What you are asked to do => Would you return all of this data exactly, leaving nothing out?

Data entries =>
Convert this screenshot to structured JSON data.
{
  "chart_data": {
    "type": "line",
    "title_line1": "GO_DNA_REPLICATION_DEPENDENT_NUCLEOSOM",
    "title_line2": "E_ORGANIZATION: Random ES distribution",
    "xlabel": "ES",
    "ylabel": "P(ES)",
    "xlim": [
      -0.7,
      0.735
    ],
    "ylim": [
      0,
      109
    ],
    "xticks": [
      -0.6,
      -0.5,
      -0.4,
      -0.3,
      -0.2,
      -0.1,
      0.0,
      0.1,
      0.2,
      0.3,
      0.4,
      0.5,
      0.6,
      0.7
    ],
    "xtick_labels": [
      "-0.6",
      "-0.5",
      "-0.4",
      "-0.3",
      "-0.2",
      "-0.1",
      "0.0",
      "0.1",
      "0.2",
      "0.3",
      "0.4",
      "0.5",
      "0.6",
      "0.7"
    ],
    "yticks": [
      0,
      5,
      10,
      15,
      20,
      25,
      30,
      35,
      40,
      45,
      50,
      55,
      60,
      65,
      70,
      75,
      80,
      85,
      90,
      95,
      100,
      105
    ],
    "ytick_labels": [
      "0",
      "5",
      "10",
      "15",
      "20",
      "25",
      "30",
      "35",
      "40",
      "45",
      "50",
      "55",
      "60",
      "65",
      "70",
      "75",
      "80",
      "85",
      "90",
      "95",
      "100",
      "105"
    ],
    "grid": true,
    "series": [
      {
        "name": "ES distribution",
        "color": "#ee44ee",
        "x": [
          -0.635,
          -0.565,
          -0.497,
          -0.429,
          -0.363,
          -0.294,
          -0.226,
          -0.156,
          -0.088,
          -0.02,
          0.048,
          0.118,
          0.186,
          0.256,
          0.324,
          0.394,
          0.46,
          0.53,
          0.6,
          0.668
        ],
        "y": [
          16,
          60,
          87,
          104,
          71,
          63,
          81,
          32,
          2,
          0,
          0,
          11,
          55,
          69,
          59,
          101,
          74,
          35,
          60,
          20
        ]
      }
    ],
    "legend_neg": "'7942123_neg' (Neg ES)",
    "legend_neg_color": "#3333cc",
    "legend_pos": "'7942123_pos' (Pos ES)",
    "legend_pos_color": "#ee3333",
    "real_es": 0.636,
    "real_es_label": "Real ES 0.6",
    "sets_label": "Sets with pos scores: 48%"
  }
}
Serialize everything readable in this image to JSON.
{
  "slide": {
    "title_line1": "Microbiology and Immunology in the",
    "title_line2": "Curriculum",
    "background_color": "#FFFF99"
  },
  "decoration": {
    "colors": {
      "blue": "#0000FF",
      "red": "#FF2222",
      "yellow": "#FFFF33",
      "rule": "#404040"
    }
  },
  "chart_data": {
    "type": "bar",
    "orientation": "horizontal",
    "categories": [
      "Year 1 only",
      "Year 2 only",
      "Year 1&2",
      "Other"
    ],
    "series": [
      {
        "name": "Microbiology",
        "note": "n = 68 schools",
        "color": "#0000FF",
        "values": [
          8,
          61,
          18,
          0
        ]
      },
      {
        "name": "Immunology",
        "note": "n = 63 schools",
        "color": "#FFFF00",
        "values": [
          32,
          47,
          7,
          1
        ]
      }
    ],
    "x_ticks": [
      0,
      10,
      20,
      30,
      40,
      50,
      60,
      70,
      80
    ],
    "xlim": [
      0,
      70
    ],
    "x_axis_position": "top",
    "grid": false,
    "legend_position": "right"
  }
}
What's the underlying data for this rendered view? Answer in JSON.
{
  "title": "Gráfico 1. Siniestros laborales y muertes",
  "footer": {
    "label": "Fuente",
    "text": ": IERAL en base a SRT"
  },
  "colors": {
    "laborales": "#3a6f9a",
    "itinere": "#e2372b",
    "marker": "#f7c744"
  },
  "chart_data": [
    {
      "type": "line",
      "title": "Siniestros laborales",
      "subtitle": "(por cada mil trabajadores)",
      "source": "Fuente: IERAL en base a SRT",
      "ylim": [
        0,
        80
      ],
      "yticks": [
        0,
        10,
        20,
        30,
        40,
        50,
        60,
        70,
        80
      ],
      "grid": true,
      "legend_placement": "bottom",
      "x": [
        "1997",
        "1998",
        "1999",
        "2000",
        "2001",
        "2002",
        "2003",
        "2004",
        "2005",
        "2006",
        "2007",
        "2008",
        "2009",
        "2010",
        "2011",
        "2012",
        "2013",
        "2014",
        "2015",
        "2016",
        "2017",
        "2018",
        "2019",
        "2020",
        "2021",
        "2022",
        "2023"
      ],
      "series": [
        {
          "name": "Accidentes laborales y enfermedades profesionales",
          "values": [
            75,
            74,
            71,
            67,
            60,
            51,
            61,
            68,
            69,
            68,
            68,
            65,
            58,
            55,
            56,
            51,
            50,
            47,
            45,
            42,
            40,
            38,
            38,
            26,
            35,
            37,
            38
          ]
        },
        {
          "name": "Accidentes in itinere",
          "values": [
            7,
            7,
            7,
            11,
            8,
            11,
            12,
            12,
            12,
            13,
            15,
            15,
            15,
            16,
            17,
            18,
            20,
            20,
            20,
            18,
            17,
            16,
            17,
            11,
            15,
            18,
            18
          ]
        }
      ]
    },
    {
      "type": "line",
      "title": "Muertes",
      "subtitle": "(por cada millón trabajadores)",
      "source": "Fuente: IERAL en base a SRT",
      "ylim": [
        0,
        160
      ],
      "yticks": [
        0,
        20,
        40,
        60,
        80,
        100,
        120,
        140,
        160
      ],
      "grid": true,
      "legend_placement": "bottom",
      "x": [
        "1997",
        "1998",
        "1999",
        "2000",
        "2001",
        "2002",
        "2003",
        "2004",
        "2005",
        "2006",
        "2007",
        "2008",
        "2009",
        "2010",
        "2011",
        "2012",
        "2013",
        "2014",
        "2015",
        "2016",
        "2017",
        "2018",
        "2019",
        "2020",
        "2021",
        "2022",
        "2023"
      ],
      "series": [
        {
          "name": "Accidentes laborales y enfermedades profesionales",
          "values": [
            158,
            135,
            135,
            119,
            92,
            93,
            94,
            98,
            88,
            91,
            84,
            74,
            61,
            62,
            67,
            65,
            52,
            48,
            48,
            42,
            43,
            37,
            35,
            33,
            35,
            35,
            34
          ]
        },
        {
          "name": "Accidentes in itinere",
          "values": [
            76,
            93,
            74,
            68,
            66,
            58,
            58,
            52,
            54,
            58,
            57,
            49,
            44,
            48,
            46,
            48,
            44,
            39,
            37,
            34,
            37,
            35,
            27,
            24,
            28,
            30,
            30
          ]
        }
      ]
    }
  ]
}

Result below =>
Convert this screenshot to structured JSON data.
{
  "chart_data": {
    "type": "line",
    "title_line1": "GO_DNA_REPLICATION_DEPENDENT_NUCLEOSOM",
    "title_line2": "E_ORGANIZATION: Random ES distribution",
    "xlabel": "ES",
    "ylabel": "P(ES)",
    "xlim": [
      -0.7,
      0.735
    ],
    "ylim": [
      0,
      109
    ],
    "xticks": [
      -0.6,
      -0.5,
      -0.4,
      -0.3,
      -0.2,
      -0.1,
      0.0,
      0.1,
      0.2,
      0.3,
      0.4,
      0.5,
      0.6,
      0.7
    ],
    "xtick_labels": [
      "-0.6",
      "-0.5",
      "-0.4",
      "-0.3",
      "-0.2",
      "-0.1",
      "0.0",
      "0.1",
      "0.2",
      "0.3",
      "0.4",
      "0.5",
      "0.6",
      "0.7"
    ],
    "yticks": [
      0,
      5,
      10,
      15,
      20,
      25,
      30,
      35,
      40,
      45,
      50,
      55,
      60,
      65,
      70,
      75,
      80,
      85,
      90,
      95,
      100,
      105
    ],
    "ytick_labels": [
      "0",
      "5",
      "10",
      "15",
      "20",
      "25",
      "30",
      "35",
      "40",
      "45",
      "50",
      "55",
      "60",
      "65",
      "70",
      "75",
      "80",
      "85",
      "90",
      "95",
      "100",
      "105"
    ],
    "grid": true,
    "series": [
      {
        "name": "ES distribution",
        "color": "#ee44ee",
        "x": [
          -0.635,
          -0.565,
          -0.497,
          -0.429,
          -0.363,
          -0.294,
          -0.226,
          -0.156,
          -0.088,
          -0.02,
          0.048,
          0.118,
          0.186,
          0.256,
          0.324,
          0.394,
          0.46,
          0.53,
          0.6,
          0.668
        ],
        "y": [
          16,
          60,
          87,
          104,
          71,
          63,
          81,
          32,
          2,
          0,
          0,
          11,
          55,
          69,
          59,
          101,
          74,
          35,
          60,
          20
        ]
      }
    ],
    "legend_neg": "'7942123_neg' (Neg ES)",
    "legend_neg_color": "#3333cc",
    "legend_pos": "'7942123_pos' (Pos ES)",
    "legend_pos_color": "#ee3333",
    "real_es": 0.636,
    "real_es_label": "Real ES 0.6",
    "sets_label": "Sets with pos scores: 48%"
  }
}
Serialize everything readable in this image to JSON.
{
  "slide": {
    "title_line1": "Microbiology and Immunology in the",
    "title_line2": "Curriculum",
    "background_color": "#FFFF99"
  },
  "decoration": {
    "colors": {
      "blue": "#0000FF",
      "red": "#FF2222",
      "yellow": "#FFFF33",
      "rule": "#404040"
    }
  },
  "chart_data": {
    "type": "bar",
    "orientation": "horizontal",
    "categories": [
      "Year 1 only",
      "Year 2 only",
      "Year 1&2",
      "Other"
    ],
    "series": [
      {
        "name": "Microbiology",
        "note": "n = 68 schools",
        "color": "#0000FF",
        "values": [
          8,
          61,
          18,
          0
        ]
      },
      {
        "name": "Immunology",
        "note": "n = 63 schools",
        "color": "#FFFF00",
        "values": [
          32,
          47,
          7,
          1
        ]
      }
    ],
    "x_ticks": [
      0,
      10,
      20,
      30,
      40,
      50,
      60,
      70,
      80
    ],
    "xlim": [
      0,
      70
    ],
    "x_axis_position": "top",
    "grid": false,
    "legend_position": "right"
  }
}
What's the underlying data for this rendered view? Answer in JSON.
{
  "title": "Gráfico 1. Siniestros laborales y muertes",
  "footer": {
    "label": "Fuente",
    "text": ": IERAL en base a SRT"
  },
  "colors": {
    "laborales": "#3a6f9a",
    "itinere": "#e2372b",
    "marker": "#f7c744"
  },
  "chart_data": [
    {
      "type": "line",
      "title": "Siniestros laborales",
      "subtitle": "(por cada mil trabajadores)",
      "source": "Fuente: IERAL en base a SRT",
      "ylim": [
        0,
        80
      ],
      "yticks": [
        0,
        10,
        20,
        30,
        40,
        50,
        60,
        70,
        80
      ],
      "grid": true,
      "legend_placement": "bottom",
      "x": [
        "1997",
        "1998",
        "1999",
        "2000",
        "2001",
        "2002",
        "2003",
        "2004",
        "2005",
        "2006",
        "2007",
        "2008",
        "2009",
        "2010",
        "2011",
        "2012",
        "2013",
        "2014",
        "2015",
        "2016",
        "2017",
        "2018",
        "2019",
        "2020",
        "2021",
        "2022",
        "2023"
      ],
      "series": [
        {
          "name": "Accidentes laborales y enfermedades profesionales",
          "values": [
            75,
            74,
            71,
            67,
            60,
            51,
            61,
            68,
            69,
            68,
            68,
            65,
            58,
            55,
            56,
            51,
            50,
            47,
            45,
            42,
            40,
            38,
            38,
            26,
            35,
            37,
            38
          ]
        },
        {
          "name": "Accidentes in itinere",
          "values": [
            7,
            7,
            7,
            11,
            8,
            11,
            12,
            12,
            12,
            13,
            15,
            15,
            15,
            16,
            17,
            18,
            20,
            20,
            20,
            18,
            17,
            16,
            17,
            11,
            15,
            18,
            18
          ]
        }
      ]
    },
    {
      "type": "line",
      "title": "Muertes",
      "subtitle": "(por cada millón trabajadores)",
      "source": "Fuente: IERAL en base a SRT",
      "ylim": [
        0,
        160
      ],
      "yticks": [
        0,
        20,
        40,
        60,
        80,
        100,
        120,
        140,
        160
      ],
      "grid": true,
      "legend_placement": "bottom",
      "x": [
        "1997",
        "1998",
        "1999",
        "2000",
        "2001",
        "2002",
        "2003",
        "2004",
        "2005",
        "2006",
        "2007",
        "2008",
        "2009",
        "2010",
        "2011",
        "2012",
        "2013",
        "2014",
        "2015",
        "2016",
        "2017",
        "2018",
        "2019",
        "2020",
        "2021",
        "2022",
        "2023"
      ],
      "series": [
        {
          "name": "Accidentes laborales y enfermedades profesionales",
          "values": [
            158,
            135,
            135,
            119,
            92,
            93,
            94,
            98,
            88,
            91,
            84,
            74,
            61,
            62,
            67,
            65,
            52,
            48,
            48,
            42,
            43,
            37,
            35,
            33,
            35,
            35,
            34
          ]
        },
        {
          "name": "Accidentes in itinere",
          "values": [
            76,
            93,
            74,
            68,
            66,
            58,
            58,
            52,
            54,
            58,
            57,
            49,
            44,
            48,
            46,
            48,
            44,
            39,
            37,
            34,
            37,
            35,
            27,
            24,
            28,
            30,
            30
          ]
        }
      ]
    }
  ]
}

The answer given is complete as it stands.